What the task asks
Check each line of the material below for "имущество", then copy the ones that contain it.
+ + + + + + +
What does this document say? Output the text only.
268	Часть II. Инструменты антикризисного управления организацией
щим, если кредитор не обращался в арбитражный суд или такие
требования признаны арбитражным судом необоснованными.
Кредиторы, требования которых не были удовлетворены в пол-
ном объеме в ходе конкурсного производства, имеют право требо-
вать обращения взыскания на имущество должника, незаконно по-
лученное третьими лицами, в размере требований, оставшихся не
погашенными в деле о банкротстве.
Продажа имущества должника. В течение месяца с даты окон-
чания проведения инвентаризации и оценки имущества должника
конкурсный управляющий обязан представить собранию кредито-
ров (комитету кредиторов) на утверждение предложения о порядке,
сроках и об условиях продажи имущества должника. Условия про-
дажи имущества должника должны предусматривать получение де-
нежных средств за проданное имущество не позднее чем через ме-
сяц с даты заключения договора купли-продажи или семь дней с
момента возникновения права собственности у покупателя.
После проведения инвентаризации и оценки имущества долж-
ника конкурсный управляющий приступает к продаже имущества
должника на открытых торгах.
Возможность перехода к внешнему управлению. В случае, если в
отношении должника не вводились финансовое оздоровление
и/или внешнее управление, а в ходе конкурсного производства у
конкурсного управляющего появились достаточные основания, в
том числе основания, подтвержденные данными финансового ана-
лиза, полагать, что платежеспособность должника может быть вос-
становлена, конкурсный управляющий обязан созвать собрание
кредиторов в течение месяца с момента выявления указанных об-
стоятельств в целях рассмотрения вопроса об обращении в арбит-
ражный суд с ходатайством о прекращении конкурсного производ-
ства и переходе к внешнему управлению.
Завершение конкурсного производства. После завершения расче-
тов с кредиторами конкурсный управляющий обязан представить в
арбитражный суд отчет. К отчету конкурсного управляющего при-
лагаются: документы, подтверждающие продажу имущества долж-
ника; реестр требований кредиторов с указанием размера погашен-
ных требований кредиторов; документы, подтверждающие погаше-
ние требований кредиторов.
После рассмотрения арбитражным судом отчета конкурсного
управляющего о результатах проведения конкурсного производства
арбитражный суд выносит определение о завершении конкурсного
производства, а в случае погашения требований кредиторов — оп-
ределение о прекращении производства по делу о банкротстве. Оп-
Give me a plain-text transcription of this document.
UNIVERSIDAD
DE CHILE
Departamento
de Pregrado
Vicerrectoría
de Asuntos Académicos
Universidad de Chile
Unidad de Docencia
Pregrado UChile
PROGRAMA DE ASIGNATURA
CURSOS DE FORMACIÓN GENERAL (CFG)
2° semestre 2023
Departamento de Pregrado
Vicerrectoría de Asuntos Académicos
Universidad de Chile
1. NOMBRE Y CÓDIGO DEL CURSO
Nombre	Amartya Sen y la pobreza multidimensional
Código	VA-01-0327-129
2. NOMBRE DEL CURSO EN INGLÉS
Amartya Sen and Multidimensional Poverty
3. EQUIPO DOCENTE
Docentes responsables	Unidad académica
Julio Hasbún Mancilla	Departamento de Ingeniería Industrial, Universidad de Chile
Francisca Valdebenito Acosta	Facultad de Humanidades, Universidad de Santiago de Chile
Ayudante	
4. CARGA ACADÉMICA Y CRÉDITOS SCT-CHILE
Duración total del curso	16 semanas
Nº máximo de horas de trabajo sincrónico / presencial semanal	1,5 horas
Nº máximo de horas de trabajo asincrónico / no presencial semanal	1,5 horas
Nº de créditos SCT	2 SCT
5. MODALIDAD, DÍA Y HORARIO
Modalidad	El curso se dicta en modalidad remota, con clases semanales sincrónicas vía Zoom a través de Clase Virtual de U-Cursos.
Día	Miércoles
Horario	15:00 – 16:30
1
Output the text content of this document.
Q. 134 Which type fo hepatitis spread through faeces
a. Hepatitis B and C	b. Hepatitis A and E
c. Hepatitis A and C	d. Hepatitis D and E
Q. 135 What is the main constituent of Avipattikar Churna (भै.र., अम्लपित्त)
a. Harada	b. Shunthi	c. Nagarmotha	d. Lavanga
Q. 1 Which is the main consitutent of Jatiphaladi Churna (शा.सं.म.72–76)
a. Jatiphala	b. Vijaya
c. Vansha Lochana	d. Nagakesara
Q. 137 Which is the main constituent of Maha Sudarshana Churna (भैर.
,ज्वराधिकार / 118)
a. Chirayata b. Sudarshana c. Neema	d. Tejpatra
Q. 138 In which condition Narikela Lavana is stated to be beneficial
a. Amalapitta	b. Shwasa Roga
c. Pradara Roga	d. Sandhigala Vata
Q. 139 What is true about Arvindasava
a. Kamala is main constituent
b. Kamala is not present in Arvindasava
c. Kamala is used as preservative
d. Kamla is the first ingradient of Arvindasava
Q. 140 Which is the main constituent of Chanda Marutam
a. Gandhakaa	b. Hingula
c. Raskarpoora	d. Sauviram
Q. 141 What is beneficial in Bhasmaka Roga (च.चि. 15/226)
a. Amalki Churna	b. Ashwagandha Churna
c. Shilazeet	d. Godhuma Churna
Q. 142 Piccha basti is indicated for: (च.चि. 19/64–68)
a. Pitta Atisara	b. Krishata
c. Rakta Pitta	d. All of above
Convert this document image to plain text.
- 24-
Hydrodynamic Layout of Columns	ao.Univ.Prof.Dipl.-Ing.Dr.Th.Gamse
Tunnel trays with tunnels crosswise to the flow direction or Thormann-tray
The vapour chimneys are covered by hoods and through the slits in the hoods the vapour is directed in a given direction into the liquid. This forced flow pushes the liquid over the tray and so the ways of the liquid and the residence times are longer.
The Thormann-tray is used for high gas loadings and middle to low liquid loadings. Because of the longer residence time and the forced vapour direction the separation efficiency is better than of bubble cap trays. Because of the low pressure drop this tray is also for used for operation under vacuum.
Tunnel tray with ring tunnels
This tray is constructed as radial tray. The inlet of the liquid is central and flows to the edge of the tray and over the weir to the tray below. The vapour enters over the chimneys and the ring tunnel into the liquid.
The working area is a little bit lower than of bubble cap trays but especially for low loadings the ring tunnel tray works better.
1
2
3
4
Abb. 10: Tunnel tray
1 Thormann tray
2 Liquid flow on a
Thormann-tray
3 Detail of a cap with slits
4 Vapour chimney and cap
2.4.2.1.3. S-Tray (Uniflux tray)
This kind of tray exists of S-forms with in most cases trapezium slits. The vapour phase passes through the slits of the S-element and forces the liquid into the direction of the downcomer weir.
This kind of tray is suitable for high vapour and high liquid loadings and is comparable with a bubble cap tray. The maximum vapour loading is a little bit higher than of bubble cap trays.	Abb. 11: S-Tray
+ + + + + + +
Answer in full
вать обращения взыскания на имущество должника, незаконно по-
нежных средств за проданное имущество не позднее чем через ме-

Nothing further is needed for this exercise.